Instruction
All records below must be retyped exactly.

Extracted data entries
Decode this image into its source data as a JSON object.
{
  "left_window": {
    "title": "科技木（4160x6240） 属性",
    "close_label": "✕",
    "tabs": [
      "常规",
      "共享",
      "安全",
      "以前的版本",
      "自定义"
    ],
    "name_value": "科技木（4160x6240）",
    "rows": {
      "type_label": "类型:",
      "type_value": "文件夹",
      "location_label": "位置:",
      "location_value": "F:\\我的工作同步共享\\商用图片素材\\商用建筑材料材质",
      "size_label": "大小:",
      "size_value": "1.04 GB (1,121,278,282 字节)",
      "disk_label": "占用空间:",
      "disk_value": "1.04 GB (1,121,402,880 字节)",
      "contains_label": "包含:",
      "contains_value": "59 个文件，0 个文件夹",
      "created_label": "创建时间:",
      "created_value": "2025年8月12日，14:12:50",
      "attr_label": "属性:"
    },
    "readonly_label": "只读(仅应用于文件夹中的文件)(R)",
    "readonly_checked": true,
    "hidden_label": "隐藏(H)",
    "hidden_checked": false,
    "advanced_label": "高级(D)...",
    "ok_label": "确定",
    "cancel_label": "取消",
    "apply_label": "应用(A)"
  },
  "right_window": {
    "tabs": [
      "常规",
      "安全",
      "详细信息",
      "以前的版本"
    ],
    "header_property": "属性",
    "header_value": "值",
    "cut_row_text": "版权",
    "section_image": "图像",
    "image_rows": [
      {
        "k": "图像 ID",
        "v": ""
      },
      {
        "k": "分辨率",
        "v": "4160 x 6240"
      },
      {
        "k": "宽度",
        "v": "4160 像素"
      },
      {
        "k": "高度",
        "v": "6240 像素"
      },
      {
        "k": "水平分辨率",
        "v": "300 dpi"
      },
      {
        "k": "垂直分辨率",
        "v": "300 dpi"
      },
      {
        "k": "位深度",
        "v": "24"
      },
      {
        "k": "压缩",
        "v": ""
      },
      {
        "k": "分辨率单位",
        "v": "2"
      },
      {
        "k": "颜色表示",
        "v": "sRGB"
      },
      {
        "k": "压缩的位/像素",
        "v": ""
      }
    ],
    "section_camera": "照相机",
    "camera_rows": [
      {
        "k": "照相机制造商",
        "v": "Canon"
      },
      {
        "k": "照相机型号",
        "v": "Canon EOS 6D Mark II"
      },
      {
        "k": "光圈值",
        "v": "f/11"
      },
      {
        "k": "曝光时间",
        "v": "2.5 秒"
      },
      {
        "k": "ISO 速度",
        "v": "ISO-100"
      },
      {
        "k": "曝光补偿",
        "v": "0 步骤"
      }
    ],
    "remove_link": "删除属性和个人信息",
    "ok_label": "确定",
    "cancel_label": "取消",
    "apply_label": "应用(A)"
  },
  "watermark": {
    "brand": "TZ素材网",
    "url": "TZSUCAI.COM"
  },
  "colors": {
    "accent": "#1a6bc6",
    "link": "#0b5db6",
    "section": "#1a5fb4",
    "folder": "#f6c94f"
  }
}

Answer below
Decode this image into its source data as a JSON object.
{
  "left_window": {
    "title": "科技木（4160x6240） 属性",
    "close_label": "✕",
    "tabs": [
      "常规",
      "共享",
      "安全",
      "以前的版本",
      "自定义"
    ],
    "name_value": "科技木（4160x6240）",
    "rows": {
      "type_label": "类型:",
      "type_value": "文件夹",
      "location_label": "位置:",
      "location_value": "F:\\我的工作同步共享\\商用图片素材\\商用建筑材料材质",
      "size_label": "大小:",
      "size_value": "1.04 GB (1,121,278,282 字节)",
      "disk_label": "占用空间:",
      "disk_value": "1.04 GB (1,121,402,880 字节)",
      "contains_label": "包含:",
      "contains_value": "59 个文件，0 个文件夹",
      "created_label": "创建时间:",
      "created_value": "2025年8月12日，14:12:50",
      "attr_label": "属性:"
    },
    "readonly_label": "只读(仅应用于文件夹中的文件)(R)",
    "readonly_checked": true,
    "hidden_label": "隐藏(H)",
    "hidden_checked": false,
    "advanced_label": "高级(D)...",
    "ok_label": "确定",
    "cancel_label": "取消",
    "apply_label": "应用(A)"
  },
  "right_window": {
    "tabs": [
      "常规",
      "安全",
      "详细信息",
      "以前的版本"
    ],
    "header_property": "属性",
    "header_value": "值",
    "cut_row_text": "版权",
    "section_image": "图像",
    "image_rows": [
      {
        "k": "图像 ID",
        "v": ""
      },
      {
        "k": "分辨率",
        "v": "4160 x 6240"
      },
      {
        "k": "宽度",
        "v": "4160 像素"
      },
      {
        "k": "高度",
        "v": "6240 像素"
      },
      {
        "k": "水平分辨率",
        "v": "300 dpi"
      },
      {
        "k": "垂直分辨率",
        "v": "300 dpi"
      },
      {
        "k": "位深度",
        "v": "24"
      },
      {
        "k": "压缩",
        "v": ""
      },
      {
        "k": "分辨率单位",
        "v": "2"
      },
      {
        "k": "颜色表示",
        "v": "sRGB"
      },
      {
        "k": "压缩的位/像素",
        "v": ""
      }
    ],
    "section_camera": "照相机",
    "camera_rows": [
      {
        "k": "照相机制造商",
        "v": "Canon"
      },
      {
        "k": "照相机型号",
        "v": "Canon EOS 6D Mark II"
      },
      {
        "k": "光圈值",
        "v": "f/11"
      },
      {
        "k": "曝光时间",
        "v": "2.5 秒"
      },
      {
        "k": "ISO 速度",
        "v": "ISO-100"
      },
      {
        "k": "曝光补偿",
        "v": "0 步骤"
      }
    ],
    "remove_link": "删除属性和个人信息",
    "ok_label": "确定",
    "cancel_label": "取消",
    "apply_label": "应用(A)"
  },
  "watermark": {
    "brand": "TZ素材网",
    "url": "TZSUCAI.COM"
  },
  "colors": {
    "accent": "#1a6bc6",
    "link": "#0b5db6",
    "section": "#1a5fb4",
    "folder": "#f6c94f"
  }
}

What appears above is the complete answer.